### [Problem to work on]
Copy out all the data, word for word.
### Records shown ###
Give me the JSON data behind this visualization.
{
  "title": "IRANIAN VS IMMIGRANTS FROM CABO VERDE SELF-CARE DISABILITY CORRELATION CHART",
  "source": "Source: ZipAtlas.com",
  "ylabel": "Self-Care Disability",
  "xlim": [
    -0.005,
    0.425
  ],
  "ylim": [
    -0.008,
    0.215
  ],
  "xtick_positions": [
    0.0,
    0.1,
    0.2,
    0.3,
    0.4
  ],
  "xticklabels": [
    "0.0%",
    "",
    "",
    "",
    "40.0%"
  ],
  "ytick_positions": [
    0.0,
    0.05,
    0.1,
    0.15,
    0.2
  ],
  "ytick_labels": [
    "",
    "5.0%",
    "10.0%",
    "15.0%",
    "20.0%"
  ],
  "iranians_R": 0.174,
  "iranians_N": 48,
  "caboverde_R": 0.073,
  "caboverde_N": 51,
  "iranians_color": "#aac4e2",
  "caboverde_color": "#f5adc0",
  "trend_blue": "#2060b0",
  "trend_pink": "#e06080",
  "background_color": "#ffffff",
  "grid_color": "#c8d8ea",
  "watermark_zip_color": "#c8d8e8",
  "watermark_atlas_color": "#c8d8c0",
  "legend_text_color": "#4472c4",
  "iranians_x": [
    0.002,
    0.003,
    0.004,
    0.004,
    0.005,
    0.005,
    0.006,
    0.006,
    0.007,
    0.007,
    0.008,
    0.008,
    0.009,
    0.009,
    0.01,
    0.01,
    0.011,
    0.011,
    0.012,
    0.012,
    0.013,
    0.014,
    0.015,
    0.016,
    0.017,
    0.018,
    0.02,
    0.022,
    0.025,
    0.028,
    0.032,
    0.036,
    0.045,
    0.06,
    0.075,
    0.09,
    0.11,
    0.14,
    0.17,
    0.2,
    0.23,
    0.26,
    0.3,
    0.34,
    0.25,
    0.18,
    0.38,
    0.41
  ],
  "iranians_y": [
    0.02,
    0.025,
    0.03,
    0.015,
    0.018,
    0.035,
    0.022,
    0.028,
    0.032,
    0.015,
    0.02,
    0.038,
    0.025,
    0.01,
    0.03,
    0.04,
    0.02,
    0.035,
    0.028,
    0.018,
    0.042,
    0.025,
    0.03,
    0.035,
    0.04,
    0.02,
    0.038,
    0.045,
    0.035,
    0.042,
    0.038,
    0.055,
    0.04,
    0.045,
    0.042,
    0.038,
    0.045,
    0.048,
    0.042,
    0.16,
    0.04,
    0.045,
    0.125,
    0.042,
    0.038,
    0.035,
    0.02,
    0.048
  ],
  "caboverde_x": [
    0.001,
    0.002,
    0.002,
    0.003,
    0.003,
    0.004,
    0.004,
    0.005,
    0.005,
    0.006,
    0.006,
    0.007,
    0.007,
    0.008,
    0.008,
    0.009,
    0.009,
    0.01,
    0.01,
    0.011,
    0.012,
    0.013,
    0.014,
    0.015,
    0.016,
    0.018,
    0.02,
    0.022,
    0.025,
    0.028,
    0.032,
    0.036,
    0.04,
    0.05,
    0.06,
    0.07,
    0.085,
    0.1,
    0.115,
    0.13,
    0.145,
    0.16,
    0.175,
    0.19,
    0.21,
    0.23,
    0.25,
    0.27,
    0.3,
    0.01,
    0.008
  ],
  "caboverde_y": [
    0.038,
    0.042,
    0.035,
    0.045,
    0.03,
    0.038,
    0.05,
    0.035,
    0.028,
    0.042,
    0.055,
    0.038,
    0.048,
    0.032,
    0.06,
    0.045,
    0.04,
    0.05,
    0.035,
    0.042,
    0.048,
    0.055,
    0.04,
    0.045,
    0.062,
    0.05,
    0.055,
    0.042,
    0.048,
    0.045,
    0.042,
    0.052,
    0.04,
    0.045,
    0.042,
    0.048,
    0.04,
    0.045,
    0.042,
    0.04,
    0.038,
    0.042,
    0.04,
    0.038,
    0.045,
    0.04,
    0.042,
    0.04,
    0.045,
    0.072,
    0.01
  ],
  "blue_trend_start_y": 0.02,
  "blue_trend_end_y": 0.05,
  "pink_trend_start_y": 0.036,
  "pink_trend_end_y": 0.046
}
###
### [Output for this task]
Give me the JSON data behind this visualization.
{
  "title": "IRANIAN VS IMMIGRANTS FROM CABO VERDE SELF-CARE DISABILITY CORRELATION CHART",
  "source": "Source: ZipAtlas.com",
  "ylabel": "Self-Care Disability",
  "xlim": [
    -0.005,
    0.425
  ],
  "ylim": [
    -0.008,
    0.215
  ],
  "xtick_positions": [
    0.0,
    0.1,
    0.2,
    0.3,
    0.4
  ],
  "xticklabels": [
    "0.0%",
    "",
    "",
    "",
    "40.0%"
  ],
  "ytick_positions": [
    0.0,
    0.05,
    0.1,
    0.15,
    0.2
  ],
  "ytick_labels": [
    "",
    "5.0%",
    "10.0%",
    "15.0%",
    "20.0%"
  ],
  "iranians_R": 0.174,
  "iranians_N": 48,
  "caboverde_R": 0.073,
  "caboverde_N": 51,
  "iranians_color": "#aac4e2",
  "caboverde_color": "#f5adc0",
  "trend_blue": "#2060b0",
  "trend_pink": "#e06080",
  "background_color": "#ffffff",
  "grid_color": "#c8d8ea",
  "watermark_zip_color": "#c8d8e8",
  "watermark_atlas_color": "#c8d8c0",
  "legend_text_color": "#4472c4",
  "iranians_x": [
    0.002,
    0.003,
    0.004,
    0.004,
    0.005,
    0.005,
    0.006,
    0.006,
    0.007,
    0.007,
    0.008,
    0.008,
    0.009,
    0.009,
    0.01,
    0.01,
    0.011,
    0.011,
    0.012,
    0.012,
    0.013,
    0.014,
    0.015,
    0.016,
    0.017,
    0.018,
    0.02,
    0.022,
    0.025,
    0.028,
    0.032,
    0.036,
    0.045,
    0.06,
    0.075,
    0.09,
    0.11,
    0.14,
    0.17,
    0.2,
    0.23,
    0.26,
    0.3,
    0.34,
    0.25,
    0.18,
    0.38,
    0.41
  ],
  "iranians_y": [
    0.02,
    0.025,
    0.03,
    0.015,
    0.018,
    0.035,
    0.022,
    0.028,
    0.032,
    0.015,
    0.02,
    0.038,
    0.025,
    0.01,
    0.03,
    0.04,
    0.02,
    0.035,
    0.028,
    0.018,
    0.042,
    0.025,
    0.03,
    0.035,
    0.04,
    0.02,
    0.038,
    0.045,
    0.035,
    0.042,
    0.038,
    0.055,
    0.04,
    0.045,
    0.042,
    0.038,
    0.045,
    0.048,
    0.042,
    0.16,
    0.04,
    0.045,
    0.125,
    0.042,
    0.038,
    0.035,
    0.02,
    0.048
  ],
  "caboverde_x": [
    0.001,
    0.002,
    0.002,
    0.003,
    0.003,
    0.004,
    0.004,
    0.005,
    0.005,
    0.006,
    0.006,
    0.007,
    0.007,
    0.008,
    0.008,
    0.009,
    0.009,
    0.01,
    0.01,
    0.011,
    0.012,
    0.013,
    0.014,
    0.015,
    0.016,
    0.018,
    0.02,
    0.022,
    0.025,
    0.028,
    0.032,
    0.036,
    0.04,
    0.05,
    0.06,
    0.07,
    0.085,
    0.1,
    0.115,
    0.13,
    0.145,
    0.16,
    0.175,
    0.19,
    0.21,
    0.23,
    0.25,
    0.27,
    0.3,
    0.01,
    0.008
  ],
  "caboverde_y": [
    0.038,
    0.042,
    0.035,
    0.045,
    0.03,
    0.038,
    0.05,
    0.035,
    0.028,
    0.042,
    0.055,
    0.038,
    0.048,
    0.032,
    0.06,
    0.045,
    0.04,
    0.05,
    0.035,
    0.042,
    0.048,
    0.055,
    0.04,
    0.045,
    0.062,
    0.05,
    0.055,
    0.042,
    0.048,
    0.045,
    0.042,
    0.052,
    0.04,
    0.045,
    0.042,
    0.048,
    0.04,
    0.045,
    0.042,
    0.04,
    0.038,
    0.042,
    0.04,
    0.038,
    0.045,
    0.04,
    0.042,
    0.04,
    0.045,
    0.072,
    0.01
  ],
  "blue_trend_start_y": 0.02,
  "blue_trend_end_y": 0.05,
  "pink_trend_start_y": 0.036,
  "pink_trend_end_y": 0.046
}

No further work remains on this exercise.